Report every line below that holds the word "Slopechart".

## START PROVIDED DATA

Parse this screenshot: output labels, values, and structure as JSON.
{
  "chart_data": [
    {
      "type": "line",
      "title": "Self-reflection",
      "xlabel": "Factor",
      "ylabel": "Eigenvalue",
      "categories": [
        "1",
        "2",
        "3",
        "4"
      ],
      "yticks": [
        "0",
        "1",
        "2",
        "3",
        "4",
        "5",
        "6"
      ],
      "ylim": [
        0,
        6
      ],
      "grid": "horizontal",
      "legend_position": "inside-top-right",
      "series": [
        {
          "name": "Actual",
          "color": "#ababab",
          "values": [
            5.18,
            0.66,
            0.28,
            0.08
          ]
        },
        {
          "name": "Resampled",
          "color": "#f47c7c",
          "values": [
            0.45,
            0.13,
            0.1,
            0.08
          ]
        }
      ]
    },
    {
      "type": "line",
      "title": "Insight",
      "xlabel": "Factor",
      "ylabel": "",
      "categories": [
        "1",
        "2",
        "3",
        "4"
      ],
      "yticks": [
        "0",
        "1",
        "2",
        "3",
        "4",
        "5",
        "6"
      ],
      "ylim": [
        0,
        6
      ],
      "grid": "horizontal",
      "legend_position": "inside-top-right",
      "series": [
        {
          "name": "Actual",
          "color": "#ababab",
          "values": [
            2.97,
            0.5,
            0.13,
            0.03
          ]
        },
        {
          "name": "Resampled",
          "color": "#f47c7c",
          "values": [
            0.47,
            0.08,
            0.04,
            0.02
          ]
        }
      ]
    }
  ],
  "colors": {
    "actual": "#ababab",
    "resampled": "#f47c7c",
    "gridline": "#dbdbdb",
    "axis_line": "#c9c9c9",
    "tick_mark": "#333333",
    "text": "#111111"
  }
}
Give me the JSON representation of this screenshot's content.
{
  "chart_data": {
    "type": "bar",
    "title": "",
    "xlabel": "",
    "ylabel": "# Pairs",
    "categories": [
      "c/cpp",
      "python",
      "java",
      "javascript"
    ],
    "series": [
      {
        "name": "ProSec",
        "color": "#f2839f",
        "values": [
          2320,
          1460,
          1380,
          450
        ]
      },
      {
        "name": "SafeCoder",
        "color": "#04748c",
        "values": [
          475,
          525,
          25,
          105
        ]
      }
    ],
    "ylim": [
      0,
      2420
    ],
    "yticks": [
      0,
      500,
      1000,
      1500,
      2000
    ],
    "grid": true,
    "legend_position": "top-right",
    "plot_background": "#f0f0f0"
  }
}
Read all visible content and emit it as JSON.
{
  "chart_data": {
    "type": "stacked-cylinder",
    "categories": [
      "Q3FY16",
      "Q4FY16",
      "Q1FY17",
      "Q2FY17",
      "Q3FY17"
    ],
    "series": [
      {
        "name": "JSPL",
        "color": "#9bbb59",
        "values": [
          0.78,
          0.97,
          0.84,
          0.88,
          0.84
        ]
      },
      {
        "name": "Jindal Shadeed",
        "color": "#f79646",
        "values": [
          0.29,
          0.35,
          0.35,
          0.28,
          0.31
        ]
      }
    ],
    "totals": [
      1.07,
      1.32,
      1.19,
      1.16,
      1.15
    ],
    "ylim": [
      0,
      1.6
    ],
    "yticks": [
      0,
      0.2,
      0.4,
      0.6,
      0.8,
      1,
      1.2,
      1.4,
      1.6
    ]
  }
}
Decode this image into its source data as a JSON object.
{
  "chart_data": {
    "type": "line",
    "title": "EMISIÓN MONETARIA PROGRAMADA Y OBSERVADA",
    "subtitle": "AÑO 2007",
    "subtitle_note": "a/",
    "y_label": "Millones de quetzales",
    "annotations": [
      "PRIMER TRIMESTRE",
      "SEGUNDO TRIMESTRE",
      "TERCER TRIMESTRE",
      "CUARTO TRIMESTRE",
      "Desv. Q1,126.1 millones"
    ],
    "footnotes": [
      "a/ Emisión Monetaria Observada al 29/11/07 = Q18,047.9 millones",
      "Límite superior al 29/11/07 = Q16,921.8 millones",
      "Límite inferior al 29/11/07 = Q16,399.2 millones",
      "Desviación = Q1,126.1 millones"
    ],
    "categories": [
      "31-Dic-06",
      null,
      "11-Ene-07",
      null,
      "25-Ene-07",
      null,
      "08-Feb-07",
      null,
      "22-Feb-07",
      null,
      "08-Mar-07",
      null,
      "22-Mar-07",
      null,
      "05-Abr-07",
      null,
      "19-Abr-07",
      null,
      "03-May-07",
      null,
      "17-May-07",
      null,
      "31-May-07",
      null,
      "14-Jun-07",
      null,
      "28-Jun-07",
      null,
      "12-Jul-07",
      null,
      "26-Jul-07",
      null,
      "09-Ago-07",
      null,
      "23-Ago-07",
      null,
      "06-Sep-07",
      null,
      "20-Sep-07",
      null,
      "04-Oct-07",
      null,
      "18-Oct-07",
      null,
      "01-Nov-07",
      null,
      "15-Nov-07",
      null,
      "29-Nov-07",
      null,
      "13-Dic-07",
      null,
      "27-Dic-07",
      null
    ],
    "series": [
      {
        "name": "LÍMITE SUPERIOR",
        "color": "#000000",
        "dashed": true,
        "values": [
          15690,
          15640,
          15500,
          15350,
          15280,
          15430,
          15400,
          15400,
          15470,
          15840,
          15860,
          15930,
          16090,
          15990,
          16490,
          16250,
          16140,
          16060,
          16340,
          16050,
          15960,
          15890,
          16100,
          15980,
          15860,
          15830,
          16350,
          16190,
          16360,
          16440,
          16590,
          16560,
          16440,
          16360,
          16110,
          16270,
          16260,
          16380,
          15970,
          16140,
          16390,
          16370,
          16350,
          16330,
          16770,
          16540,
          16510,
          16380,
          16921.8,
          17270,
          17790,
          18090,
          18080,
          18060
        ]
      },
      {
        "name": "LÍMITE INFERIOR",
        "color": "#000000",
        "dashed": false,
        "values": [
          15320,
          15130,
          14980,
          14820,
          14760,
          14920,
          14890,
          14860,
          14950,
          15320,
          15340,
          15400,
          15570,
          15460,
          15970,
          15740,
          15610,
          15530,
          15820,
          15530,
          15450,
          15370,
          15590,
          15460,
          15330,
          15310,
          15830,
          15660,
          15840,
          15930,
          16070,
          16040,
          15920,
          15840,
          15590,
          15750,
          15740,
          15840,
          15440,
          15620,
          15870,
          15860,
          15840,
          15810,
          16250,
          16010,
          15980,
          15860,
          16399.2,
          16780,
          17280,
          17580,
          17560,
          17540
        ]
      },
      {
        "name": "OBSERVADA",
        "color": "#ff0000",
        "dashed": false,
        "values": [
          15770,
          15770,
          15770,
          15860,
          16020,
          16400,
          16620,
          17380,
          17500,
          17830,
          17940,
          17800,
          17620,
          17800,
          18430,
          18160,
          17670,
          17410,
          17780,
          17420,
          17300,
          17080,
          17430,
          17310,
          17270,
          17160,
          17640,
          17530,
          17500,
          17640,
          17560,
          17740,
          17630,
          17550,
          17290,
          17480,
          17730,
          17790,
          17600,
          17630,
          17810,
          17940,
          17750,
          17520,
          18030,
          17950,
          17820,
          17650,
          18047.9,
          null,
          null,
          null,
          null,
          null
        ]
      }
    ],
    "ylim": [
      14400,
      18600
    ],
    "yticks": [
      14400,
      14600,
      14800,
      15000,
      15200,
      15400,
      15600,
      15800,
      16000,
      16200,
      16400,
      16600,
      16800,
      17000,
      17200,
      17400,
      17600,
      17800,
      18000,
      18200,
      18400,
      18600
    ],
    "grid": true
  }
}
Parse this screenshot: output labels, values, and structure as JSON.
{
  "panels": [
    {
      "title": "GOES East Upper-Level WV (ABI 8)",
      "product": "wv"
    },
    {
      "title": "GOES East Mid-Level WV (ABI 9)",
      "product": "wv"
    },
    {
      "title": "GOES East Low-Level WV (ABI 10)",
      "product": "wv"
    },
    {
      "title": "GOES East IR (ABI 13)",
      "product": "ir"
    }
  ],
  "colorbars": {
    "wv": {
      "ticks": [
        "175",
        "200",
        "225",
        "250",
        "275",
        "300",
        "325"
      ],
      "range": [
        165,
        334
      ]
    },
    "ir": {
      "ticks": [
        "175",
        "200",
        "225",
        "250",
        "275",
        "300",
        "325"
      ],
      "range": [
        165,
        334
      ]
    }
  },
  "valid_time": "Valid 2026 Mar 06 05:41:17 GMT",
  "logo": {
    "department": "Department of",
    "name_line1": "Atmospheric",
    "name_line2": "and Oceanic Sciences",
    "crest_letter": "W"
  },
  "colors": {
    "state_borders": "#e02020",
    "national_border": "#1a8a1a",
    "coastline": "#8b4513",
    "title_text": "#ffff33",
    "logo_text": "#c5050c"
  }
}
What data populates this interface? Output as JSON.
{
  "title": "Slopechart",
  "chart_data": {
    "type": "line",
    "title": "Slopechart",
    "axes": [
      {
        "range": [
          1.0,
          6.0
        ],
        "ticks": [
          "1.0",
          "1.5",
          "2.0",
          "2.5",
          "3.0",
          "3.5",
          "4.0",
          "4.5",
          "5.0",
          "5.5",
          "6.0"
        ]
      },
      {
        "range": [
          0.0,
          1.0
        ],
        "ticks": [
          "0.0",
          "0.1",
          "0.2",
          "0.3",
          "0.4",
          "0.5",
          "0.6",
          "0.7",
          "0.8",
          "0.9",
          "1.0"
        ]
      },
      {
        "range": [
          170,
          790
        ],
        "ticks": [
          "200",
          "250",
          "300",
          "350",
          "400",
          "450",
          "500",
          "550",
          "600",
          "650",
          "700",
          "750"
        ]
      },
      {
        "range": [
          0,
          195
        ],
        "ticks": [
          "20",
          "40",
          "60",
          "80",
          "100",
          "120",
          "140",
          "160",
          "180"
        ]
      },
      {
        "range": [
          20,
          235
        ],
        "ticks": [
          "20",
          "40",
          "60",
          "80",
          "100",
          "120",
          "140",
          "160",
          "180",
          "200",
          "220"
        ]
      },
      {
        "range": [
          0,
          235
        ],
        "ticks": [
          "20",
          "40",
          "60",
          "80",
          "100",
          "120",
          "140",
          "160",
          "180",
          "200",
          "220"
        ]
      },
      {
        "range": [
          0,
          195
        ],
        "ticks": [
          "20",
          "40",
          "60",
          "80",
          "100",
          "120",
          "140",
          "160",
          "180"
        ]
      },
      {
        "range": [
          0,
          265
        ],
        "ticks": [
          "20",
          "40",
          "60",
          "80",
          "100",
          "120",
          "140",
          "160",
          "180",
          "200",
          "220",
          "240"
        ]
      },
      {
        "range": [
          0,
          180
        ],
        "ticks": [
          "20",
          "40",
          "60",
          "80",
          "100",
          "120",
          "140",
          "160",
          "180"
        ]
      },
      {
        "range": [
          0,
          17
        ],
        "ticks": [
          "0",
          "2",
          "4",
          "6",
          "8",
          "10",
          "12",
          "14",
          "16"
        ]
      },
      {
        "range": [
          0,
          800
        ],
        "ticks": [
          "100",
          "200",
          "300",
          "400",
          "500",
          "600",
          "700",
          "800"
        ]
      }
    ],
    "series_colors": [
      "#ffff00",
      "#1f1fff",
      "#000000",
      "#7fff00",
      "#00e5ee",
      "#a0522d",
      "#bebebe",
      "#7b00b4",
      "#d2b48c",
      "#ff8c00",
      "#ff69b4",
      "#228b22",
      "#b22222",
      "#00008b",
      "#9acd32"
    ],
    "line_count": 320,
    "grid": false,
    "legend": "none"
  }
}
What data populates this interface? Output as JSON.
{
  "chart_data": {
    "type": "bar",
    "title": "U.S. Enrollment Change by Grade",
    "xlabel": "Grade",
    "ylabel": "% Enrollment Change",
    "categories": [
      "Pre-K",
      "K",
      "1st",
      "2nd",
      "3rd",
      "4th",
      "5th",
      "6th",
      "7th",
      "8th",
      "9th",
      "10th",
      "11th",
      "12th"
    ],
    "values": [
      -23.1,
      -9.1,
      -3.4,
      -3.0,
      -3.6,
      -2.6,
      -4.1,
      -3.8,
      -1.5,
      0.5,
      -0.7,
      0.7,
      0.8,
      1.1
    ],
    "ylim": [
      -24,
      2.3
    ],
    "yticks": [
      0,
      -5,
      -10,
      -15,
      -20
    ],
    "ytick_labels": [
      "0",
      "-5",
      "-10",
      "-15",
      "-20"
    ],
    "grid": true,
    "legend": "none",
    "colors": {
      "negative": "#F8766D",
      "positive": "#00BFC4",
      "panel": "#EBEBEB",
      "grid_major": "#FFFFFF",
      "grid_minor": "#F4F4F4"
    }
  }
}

## END PROVIDED DATA

__OUTPUT FOR THIS EXERCISE__
  "title": "Slopechart",
    "title": "Slopechart",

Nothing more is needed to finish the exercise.